* START The records *

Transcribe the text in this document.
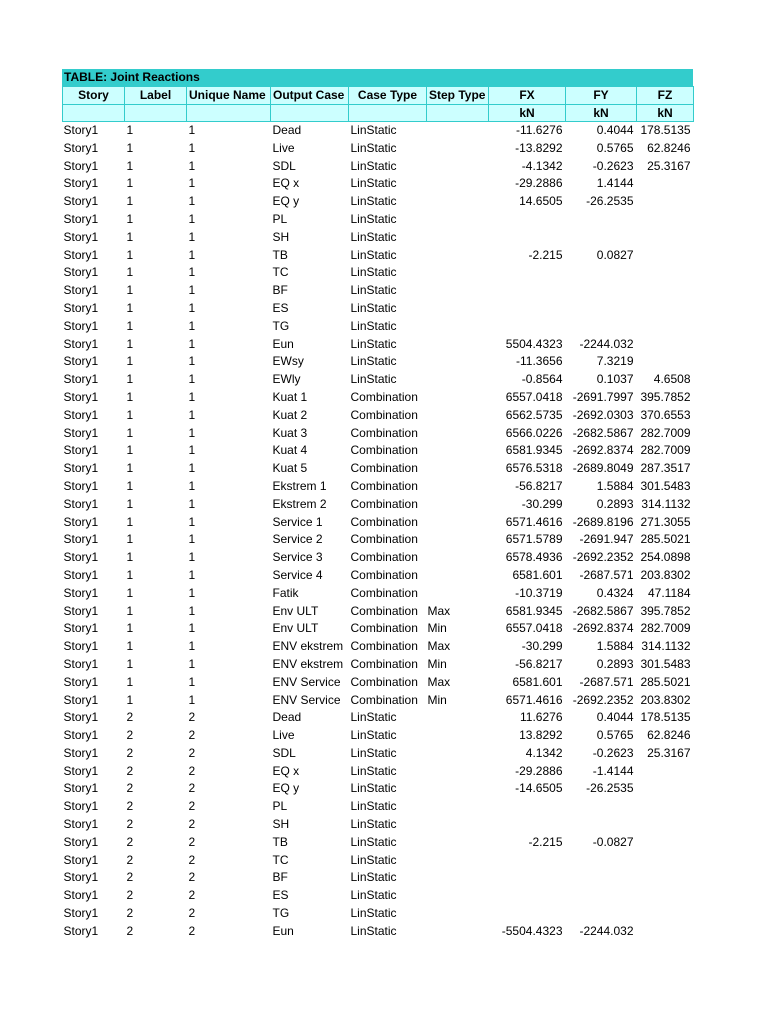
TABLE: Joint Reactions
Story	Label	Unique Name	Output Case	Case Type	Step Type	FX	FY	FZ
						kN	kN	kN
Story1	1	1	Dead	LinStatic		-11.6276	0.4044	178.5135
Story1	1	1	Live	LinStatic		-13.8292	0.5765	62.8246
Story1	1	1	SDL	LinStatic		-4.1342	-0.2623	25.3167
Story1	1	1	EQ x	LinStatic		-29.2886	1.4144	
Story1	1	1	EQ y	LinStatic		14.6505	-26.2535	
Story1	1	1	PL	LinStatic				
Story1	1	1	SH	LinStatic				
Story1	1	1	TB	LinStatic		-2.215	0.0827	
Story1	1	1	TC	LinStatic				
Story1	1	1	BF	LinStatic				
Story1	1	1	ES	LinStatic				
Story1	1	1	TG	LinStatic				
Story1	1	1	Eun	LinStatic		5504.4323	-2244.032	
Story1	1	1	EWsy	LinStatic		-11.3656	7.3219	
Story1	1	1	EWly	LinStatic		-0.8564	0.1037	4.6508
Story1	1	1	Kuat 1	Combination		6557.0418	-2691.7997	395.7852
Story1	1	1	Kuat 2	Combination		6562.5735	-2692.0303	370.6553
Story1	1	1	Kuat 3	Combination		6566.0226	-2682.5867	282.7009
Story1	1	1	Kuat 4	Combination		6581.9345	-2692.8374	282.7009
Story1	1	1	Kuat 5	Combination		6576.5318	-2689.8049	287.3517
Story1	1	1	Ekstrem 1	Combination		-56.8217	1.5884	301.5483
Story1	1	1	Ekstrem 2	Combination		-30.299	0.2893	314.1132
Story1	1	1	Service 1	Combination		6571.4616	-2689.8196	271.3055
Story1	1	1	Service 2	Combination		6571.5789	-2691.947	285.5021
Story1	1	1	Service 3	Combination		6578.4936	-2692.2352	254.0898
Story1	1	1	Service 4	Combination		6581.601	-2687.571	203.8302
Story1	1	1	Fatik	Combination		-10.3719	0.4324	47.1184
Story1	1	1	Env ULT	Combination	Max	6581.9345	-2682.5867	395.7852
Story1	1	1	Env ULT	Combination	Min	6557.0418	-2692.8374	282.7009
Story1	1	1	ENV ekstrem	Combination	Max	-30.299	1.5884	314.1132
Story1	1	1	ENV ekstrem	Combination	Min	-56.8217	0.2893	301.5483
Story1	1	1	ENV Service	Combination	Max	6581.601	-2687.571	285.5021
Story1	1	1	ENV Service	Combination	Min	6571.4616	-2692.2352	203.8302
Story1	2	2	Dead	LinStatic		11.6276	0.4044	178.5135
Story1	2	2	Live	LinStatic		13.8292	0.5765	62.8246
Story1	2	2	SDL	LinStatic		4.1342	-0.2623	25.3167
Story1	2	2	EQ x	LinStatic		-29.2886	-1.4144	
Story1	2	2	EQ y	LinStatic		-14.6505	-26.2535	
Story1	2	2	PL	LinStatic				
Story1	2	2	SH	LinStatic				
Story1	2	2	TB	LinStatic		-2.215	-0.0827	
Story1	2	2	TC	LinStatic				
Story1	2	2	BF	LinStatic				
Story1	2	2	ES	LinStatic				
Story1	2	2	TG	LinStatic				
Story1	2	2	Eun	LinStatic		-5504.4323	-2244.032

* END The records *

Problem statement: Without the pictures, extract every entry verbatim.

Answer for this exercise:
Transcribe the text in this document.
TABLE: Joint Reactions
Story	Label	Unique Name	Output Case	Case Type	Step Type	FX	FY	FZ
						kN	kN	kN
Story1	1	1	Dead	LinStatic		-11.6276	0.4044	178.5135
Story1	1	1	Live	LinStatic		-13.8292	0.5765	62.8246
Story1	1	1	SDL	LinStatic		-4.1342	-0.2623	25.3167
Story1	1	1	EQ x	LinStatic		-29.2886	1.4144	
Story1	1	1	EQ y	LinStatic		14.6505	-26.2535	
Story1	1	1	PL	LinStatic				
Story1	1	1	SH	LinStatic				
Story1	1	1	TB	LinStatic		-2.215	0.0827	
Story1	1	1	TC	LinStatic				
Story1	1	1	BF	LinStatic				
Story1	1	1	ES	LinStatic				
Story1	1	1	TG	LinStatic				
Story1	1	1	Eun	LinStatic		5504.4323	-2244.032	
Story1	1	1	EWsy	LinStatic		-11.3656	7.3219	
Story1	1	1	EWly	LinStatic		-0.8564	0.1037	4.6508
Story1	1	1	Kuat 1	Combination		6557.0418	-2691.7997	395.7852
Story1	1	1	Kuat 2	Combination		6562.5735	-2692.0303	370.6553
Story1	1	1	Kuat 3	Combination		6566.0226	-2682.5867	282.7009
Story1	1	1	Kuat 4	Combination		6581.9345	-2692.8374	282.7009
Story1	1	1	Kuat 5	Combination		6576.5318	-2689.8049	287.3517
Story1	1	1	Ekstrem 1	Combination		-56.8217	1.5884	301.5483
Story1	1	1	Ekstrem 2	Combination		-30.299	0.2893	314.1132
Story1	1	1	Service 1	Combination		6571.4616	-2689.8196	271.3055
Story1	1	1	Service 2	Combination		6571.5789	-2691.947	285.5021
Story1	1	1	Service 3	Combination		6578.4936	-2692.2352	254.0898
Story1	1	1	Service 4	Combination		6581.601	-2687.571	203.8302
Story1	1	1	Fatik	Combination		-10.3719	0.4324	47.1184
Story1	1	1	Env ULT	Combination	Max	6581.9345	-2682.5867	395.7852
Story1	1	1	Env ULT	Combination	Min	6557.0418	-2692.8374	282.7009
Story1	1	1	ENV ekstrem	Combination	Max	-30.299	1.5884	314.1132
Story1	1	1	ENV ekstrem	Combination	Min	-56.8217	0.2893	301.5483
Story1	1	1	ENV Service	Combination	Max	6581.601	-2687.571	285.5021
Story1	1	1	ENV Service	Combination	Min	6571.4616	-2692.2352	203.8302
Story1	2	2	Dead	LinStatic		11.6276	0.4044	178.5135
Story1	2	2	Live	LinStatic		13.8292	0.5765	62.8246
Story1	2	2	SDL	LinStatic		4.1342	-0.2623	25.3167
Story1	2	2	EQ x	LinStatic		-29.2886	-1.4144	
Story1	2	2	EQ y	LinStatic		-14.6505	-26.2535	
Story1	2	2	PL	LinStatic				
Story1	2	2	SH	LinStatic				
Story1	2	2	TB	LinStatic		-2.215	-0.0827	
Story1	2	2	TC	LinStatic				
Story1	2	2	BF	LinStatic				
Story1	2	2	ES	LinStatic				
Story1	2	2	TG	LinStatic				
Story1	2	2	Eun	LinStatic		-5504.4323	-2244.032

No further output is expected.